What to produce: Can you restate the records below word for word?

Rows from a dataset

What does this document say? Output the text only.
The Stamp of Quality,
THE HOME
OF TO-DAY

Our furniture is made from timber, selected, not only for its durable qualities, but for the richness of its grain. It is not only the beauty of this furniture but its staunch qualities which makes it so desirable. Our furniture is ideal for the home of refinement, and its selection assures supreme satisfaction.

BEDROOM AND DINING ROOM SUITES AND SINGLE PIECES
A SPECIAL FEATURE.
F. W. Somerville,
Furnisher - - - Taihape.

Solution:
What does this document say? Output the text only.
The Stamp of Quality,
THE HOME
OF TO-DAY

Our furniture is made from timber, selected, not only for its durable qualities, but for the richness of its grain. It is not only the beauty of this furniture but its staunch qualities which makes it so desirable. Our furniture is ideal for the home of refinement, and its selection assures supreme satisfaction.

BEDROOM AND DINING ROOM SUITES AND SINGLE PIECES
A SPECIAL FEATURE.
F. W. Somerville,
Furnisher - - - Taihape.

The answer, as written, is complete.